» Problem details
Select every line containing the word "Ярцева" from the material, and copy those lines.

» Data to process
..............................

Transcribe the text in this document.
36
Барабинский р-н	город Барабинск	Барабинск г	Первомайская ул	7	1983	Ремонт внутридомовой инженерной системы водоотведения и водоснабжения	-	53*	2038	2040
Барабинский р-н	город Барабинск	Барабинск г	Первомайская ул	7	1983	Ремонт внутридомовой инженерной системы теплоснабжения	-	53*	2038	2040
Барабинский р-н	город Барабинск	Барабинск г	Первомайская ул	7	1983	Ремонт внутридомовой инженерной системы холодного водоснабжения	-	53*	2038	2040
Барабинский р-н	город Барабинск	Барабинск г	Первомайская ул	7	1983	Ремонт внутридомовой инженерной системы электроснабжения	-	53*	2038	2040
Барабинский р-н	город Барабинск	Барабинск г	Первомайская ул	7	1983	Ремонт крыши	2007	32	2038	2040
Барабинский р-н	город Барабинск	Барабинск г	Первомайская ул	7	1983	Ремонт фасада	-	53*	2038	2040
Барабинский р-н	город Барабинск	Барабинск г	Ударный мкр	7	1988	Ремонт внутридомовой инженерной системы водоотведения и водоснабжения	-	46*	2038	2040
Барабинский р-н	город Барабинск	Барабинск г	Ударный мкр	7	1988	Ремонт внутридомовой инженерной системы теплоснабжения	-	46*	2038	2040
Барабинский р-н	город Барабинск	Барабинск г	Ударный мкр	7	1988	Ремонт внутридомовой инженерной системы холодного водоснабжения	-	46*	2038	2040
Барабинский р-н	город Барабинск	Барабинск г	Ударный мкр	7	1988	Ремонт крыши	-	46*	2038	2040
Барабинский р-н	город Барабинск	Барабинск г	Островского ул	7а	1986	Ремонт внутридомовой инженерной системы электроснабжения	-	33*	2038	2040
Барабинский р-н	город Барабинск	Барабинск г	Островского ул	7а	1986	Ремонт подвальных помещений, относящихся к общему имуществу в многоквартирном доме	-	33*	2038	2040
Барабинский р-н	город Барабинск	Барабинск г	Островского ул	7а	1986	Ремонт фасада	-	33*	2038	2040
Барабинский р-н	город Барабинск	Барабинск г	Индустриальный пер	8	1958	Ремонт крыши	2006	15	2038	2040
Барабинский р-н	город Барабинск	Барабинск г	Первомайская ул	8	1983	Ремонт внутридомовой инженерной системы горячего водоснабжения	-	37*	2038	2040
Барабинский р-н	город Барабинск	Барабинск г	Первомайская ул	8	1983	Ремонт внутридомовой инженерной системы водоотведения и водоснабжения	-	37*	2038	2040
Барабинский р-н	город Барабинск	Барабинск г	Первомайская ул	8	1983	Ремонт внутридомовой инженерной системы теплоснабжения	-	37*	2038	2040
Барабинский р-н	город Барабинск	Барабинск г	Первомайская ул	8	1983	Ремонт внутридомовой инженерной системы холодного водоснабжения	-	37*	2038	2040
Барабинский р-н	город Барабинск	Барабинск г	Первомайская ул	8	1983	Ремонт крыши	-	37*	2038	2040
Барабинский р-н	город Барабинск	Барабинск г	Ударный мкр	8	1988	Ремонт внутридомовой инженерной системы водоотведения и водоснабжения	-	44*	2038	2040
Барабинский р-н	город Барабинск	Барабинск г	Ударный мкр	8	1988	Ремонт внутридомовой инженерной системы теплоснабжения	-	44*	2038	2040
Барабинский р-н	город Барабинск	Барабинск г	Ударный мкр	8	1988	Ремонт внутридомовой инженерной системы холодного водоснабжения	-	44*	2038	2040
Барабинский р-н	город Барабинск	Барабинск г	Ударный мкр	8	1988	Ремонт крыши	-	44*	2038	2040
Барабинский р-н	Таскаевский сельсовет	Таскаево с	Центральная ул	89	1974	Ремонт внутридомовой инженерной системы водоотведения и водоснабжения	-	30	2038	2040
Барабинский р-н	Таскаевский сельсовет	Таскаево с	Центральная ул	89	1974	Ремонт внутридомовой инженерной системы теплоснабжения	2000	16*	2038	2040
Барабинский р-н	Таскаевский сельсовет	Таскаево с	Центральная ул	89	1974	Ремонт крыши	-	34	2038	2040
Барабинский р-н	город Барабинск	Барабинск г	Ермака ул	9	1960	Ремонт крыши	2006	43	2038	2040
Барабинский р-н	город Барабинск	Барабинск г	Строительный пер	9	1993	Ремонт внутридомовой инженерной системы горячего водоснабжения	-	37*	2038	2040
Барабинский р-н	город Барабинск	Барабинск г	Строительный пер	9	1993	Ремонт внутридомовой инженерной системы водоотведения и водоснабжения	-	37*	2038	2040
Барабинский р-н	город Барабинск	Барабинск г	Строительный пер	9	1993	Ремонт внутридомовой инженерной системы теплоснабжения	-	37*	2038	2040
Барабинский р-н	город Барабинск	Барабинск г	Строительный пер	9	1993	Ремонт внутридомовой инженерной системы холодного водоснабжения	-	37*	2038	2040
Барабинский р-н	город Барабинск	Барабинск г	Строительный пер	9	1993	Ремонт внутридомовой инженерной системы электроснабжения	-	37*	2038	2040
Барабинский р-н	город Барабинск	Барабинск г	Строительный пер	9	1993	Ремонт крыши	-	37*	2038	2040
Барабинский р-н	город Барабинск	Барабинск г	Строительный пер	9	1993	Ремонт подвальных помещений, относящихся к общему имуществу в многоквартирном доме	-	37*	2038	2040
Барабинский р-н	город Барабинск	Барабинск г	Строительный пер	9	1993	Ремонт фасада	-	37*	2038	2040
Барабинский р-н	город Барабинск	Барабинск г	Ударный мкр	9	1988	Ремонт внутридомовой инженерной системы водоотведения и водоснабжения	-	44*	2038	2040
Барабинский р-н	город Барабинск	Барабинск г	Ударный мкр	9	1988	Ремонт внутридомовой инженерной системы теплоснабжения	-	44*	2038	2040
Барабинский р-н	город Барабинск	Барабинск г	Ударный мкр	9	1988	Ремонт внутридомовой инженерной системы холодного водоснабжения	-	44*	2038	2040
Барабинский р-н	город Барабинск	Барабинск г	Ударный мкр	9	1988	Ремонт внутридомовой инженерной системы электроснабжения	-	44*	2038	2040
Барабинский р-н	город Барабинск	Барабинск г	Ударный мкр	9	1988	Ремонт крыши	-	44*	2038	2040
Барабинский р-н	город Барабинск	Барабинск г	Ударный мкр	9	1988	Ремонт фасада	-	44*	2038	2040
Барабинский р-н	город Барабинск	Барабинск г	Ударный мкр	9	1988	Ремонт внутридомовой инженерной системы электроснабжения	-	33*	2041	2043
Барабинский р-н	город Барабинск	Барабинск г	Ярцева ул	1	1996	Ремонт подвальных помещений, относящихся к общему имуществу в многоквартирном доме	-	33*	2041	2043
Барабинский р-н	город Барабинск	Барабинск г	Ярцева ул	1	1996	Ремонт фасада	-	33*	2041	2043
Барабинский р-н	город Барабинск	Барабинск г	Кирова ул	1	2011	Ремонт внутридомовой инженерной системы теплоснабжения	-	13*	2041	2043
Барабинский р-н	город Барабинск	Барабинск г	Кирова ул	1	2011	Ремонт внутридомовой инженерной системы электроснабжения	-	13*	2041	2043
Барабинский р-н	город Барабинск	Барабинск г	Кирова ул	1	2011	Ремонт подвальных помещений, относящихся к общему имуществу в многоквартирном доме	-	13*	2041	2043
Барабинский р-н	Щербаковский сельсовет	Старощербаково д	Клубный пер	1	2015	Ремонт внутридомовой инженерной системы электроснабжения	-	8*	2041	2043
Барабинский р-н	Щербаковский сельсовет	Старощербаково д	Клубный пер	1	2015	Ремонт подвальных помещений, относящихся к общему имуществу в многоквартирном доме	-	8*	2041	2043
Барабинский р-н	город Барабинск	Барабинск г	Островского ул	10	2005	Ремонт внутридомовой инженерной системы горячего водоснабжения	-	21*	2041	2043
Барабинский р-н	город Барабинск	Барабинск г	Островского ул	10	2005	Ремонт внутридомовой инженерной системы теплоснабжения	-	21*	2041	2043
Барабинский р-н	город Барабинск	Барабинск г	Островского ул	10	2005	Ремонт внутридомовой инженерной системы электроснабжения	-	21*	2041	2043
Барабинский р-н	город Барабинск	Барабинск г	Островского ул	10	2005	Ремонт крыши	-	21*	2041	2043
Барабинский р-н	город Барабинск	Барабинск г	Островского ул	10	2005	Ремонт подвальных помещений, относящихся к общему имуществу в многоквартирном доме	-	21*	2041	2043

..............................

» Result for this exercise
Барабинский р-н	город Барабинск	Барабинск г	Ярцева ул	1	1996	Ремонт подвальных помещений, относящихся к общему имуществу в многоквартирном доме	-	33*	2041	2043
Барабинский р-н	город Барабинск	Барабинск г	Ярцева ул	1	1996	Ремонт фасада	-	33*	2041	2043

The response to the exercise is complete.